begin INPUT MATERIAL

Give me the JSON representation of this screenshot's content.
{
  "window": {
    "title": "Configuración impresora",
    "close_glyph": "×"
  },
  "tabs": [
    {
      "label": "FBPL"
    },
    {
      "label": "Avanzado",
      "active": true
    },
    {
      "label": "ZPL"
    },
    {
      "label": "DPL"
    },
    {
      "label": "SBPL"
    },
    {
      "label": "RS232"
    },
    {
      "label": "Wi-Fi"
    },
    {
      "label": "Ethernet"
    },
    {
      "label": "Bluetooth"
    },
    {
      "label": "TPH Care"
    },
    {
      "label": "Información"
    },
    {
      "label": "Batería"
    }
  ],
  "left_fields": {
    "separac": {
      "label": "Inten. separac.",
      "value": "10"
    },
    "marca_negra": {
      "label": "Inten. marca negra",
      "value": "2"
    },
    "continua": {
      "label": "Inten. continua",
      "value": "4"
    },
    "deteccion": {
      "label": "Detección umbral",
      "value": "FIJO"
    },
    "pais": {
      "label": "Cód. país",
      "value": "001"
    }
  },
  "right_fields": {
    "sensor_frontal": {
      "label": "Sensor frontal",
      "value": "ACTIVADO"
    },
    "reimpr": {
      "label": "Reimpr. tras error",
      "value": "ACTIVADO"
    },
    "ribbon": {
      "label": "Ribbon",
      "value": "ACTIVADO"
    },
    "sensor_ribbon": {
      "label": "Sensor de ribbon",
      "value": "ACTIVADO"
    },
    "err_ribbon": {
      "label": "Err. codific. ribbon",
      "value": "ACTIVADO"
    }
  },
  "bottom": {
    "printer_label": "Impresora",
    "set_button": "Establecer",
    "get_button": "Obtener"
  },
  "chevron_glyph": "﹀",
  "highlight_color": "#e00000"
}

end INPUT MATERIAL

Exactly reproduce every line of the records.

> CORRECT RESPONSE:
Give me the JSON representation of this screenshot's content.
{
  "window": {
    "title": "Configuración impresora",
    "close_glyph": "×"
  },
  "tabs": [
    {
      "label": "FBPL"
    },
    {
      "label": "Avanzado",
      "active": true
    },
    {
      "label": "ZPL"
    },
    {
      "label": "DPL"
    },
    {
      "label": "SBPL"
    },
    {
      "label": "RS232"
    },
    {
      "label": "Wi-Fi"
    },
    {
      "label": "Ethernet"
    },
    {
      "label": "Bluetooth"
    },
    {
      "label": "TPH Care"
    },
    {
      "label": "Información"
    },
    {
      "label": "Batería"
    }
  ],
  "left_fields": {
    "separac": {
      "label": "Inten. separac.",
      "value": "10"
    },
    "marca_negra": {
      "label": "Inten. marca negra",
      "value": "2"
    },
    "continua": {
      "label": "Inten. continua",
      "value": "4"
    },
    "deteccion": {
      "label": "Detección umbral",
      "value": "FIJO"
    },
    "pais": {
      "label": "Cód. país",
      "value": "001"
    }
  },
  "right_fields": {
    "sensor_frontal": {
      "label": "Sensor frontal",
      "value": "ACTIVADO"
    },
    "reimpr": {
      "label": "Reimpr. tras error",
      "value": "ACTIVADO"
    },
    "ribbon": {
      "label": "Ribbon",
      "value": "ACTIVADO"
    },
    "sensor_ribbon": {
      "label": "Sensor de ribbon",
      "value": "ACTIVADO"
    },
    "err_ribbon": {
      "label": "Err. codific. ribbon",
      "value": "ACTIVADO"
    }
  },
  "bottom": {
    "printer_label": "Impresora",
    "set_button": "Establecer",
    "get_button": "Obtener"
  },
  "chevron_glyph": "﹀",
  "highlight_color": "#e00000"
}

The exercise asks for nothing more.